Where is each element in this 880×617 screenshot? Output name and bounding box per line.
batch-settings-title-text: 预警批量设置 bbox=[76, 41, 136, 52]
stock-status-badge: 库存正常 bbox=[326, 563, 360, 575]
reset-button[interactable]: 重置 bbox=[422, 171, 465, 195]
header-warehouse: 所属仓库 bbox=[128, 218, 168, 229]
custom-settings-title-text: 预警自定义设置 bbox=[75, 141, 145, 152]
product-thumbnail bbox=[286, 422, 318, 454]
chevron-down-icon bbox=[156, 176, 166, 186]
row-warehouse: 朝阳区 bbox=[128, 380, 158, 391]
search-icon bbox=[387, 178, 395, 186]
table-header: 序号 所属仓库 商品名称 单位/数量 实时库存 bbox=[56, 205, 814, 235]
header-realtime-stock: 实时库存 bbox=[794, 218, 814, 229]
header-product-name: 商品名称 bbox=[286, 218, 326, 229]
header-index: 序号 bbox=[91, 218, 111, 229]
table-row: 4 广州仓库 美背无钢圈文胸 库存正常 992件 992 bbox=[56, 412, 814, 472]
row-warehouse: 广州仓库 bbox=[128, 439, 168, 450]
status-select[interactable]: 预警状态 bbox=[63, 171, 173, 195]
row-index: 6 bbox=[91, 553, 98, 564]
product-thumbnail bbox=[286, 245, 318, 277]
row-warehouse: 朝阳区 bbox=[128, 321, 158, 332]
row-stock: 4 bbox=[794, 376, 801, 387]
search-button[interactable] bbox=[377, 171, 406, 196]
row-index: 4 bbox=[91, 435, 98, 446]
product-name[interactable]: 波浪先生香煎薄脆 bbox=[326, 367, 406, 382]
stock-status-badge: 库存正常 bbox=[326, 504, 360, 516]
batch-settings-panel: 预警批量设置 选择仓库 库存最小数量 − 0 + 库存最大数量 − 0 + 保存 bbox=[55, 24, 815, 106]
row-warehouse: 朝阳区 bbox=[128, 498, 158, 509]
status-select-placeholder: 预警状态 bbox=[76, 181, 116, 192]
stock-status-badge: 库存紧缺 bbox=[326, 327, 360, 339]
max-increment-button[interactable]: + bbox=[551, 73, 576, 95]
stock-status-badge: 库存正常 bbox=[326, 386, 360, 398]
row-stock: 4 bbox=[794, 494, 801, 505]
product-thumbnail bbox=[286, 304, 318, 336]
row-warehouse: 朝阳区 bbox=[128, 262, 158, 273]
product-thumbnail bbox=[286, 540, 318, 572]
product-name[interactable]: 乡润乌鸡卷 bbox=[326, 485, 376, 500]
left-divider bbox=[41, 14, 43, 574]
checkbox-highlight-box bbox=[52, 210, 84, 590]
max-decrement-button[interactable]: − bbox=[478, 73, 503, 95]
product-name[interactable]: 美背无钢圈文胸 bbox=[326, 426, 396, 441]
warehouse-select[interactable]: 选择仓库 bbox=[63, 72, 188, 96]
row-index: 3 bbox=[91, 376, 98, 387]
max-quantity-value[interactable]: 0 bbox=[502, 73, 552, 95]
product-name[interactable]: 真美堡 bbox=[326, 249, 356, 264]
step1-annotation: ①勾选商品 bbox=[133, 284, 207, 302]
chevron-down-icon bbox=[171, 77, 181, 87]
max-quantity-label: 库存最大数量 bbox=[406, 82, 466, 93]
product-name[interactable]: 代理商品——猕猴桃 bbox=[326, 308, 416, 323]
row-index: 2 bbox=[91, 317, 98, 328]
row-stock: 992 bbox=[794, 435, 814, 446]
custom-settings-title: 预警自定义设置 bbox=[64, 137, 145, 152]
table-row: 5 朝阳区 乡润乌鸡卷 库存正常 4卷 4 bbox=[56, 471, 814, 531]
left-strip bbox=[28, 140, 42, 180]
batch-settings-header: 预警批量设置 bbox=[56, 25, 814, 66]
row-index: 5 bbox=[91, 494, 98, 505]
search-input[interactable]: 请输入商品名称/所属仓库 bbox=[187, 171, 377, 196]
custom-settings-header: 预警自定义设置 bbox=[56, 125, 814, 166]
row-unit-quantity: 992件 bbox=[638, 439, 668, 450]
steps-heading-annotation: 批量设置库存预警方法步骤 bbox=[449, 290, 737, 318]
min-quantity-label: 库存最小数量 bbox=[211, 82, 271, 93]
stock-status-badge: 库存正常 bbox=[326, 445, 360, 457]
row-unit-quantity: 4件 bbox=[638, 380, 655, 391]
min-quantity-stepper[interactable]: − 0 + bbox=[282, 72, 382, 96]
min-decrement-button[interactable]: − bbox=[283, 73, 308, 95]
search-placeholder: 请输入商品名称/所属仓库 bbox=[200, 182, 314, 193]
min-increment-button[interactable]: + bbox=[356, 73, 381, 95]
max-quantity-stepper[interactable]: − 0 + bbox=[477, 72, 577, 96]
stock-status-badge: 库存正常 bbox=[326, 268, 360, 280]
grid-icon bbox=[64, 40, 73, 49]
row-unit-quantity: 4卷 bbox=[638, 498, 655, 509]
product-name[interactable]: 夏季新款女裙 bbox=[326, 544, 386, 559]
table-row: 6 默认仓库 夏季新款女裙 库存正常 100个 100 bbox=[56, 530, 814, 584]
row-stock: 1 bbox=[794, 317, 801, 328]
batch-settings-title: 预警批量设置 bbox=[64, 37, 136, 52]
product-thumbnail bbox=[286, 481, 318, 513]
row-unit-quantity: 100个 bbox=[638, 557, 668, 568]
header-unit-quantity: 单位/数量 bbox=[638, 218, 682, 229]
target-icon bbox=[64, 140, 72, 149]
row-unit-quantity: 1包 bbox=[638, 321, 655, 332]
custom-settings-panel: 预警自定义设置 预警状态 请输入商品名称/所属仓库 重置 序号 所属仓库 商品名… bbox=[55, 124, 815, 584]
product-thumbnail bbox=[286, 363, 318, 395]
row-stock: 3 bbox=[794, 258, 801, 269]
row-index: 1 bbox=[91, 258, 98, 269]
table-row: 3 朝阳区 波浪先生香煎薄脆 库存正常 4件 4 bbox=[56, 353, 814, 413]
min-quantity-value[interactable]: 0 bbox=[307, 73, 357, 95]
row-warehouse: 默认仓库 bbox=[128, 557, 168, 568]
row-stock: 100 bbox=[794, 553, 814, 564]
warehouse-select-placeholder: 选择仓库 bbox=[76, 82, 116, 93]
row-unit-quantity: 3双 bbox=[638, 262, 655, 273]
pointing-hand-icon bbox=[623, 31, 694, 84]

To do:
Quote the listing above word for word, starting at its first line and stopping after the line that contains "product-name[interactable]: 真美堡 bbox=[326, 249, 356, 264]".

Expected answer:
Where is each element in this 880×617 screenshot? Output name and bounding box per line.
batch-settings-title-text: 预警批量设置 bbox=[76, 41, 136, 52]
stock-status-badge: 库存正常 bbox=[326, 563, 360, 575]
reset-button[interactable]: 重置 bbox=[422, 171, 465, 195]
header-warehouse: 所属仓库 bbox=[128, 218, 168, 229]
custom-settings-title-text: 预警自定义设置 bbox=[75, 141, 145, 152]
product-thumbnail bbox=[286, 422, 318, 454]
chevron-down-icon bbox=[156, 176, 166, 186]
row-warehouse: 朝阳区 bbox=[128, 380, 158, 391]
search-icon bbox=[387, 178, 395, 186]
table-header: 序号 所属仓库 商品名称 单位/数量 实时库存 bbox=[56, 205, 814, 235]
header-realtime-stock: 实时库存 bbox=[794, 218, 814, 229]
header-product-name: 商品名称 bbox=[286, 218, 326, 229]
header-index: 序号 bbox=[91, 218, 111, 229]
table-row: 4 广州仓库 美背无钢圈文胸 库存正常 992件 992 bbox=[56, 412, 814, 472]
row-warehouse: 广州仓库 bbox=[128, 439, 168, 450]
status-select[interactable]: 预警状态 bbox=[63, 171, 173, 195]
row-index: 6 bbox=[91, 553, 98, 564]
product-thumbnail bbox=[286, 245, 318, 277]
row-warehouse: 朝阳区 bbox=[128, 321, 158, 332]
row-stock: 4 bbox=[794, 376, 801, 387]
search-button[interactable] bbox=[377, 171, 406, 196]
row-index: 4 bbox=[91, 435, 98, 446]
product-name[interactable]: 波浪先生香煎薄脆 bbox=[326, 367, 406, 382]
stock-status-badge: 库存正常 bbox=[326, 504, 360, 516]
batch-settings-panel: 预警批量设置 选择仓库 库存最小数量 − 0 + 库存最大数量 − 0 + 保存 bbox=[55, 24, 815, 106]
row-warehouse: 朝阳区 bbox=[128, 498, 158, 509]
status-select-placeholder: 预警状态 bbox=[76, 181, 116, 192]
stock-status-badge: 库存紧缺 bbox=[326, 327, 360, 339]
max-increment-button[interactable]: + bbox=[551, 73, 576, 95]
stock-status-badge: 库存正常 bbox=[326, 386, 360, 398]
row-stock: 4 bbox=[794, 494, 801, 505]
product-thumbnail bbox=[286, 304, 318, 336]
row-warehouse: 朝阳区 bbox=[128, 262, 158, 273]
product-thumbnail bbox=[286, 540, 318, 572]
product-name[interactable]: 乡润乌鸡卷 bbox=[326, 485, 376, 500]
left-divider bbox=[41, 14, 43, 574]
checkbox-highlight-box bbox=[52, 210, 84, 590]
max-decrement-button[interactable]: − bbox=[478, 73, 503, 95]
product-name[interactable]: 美背无钢圈文胸 bbox=[326, 426, 396, 441]
warehouse-select[interactable]: 选择仓库 bbox=[63, 72, 188, 96]
row-index: 3 bbox=[91, 376, 98, 387]
max-quantity-value[interactable]: 0 bbox=[502, 73, 552, 95]
product-name[interactable]: 真美堡 bbox=[326, 249, 356, 264]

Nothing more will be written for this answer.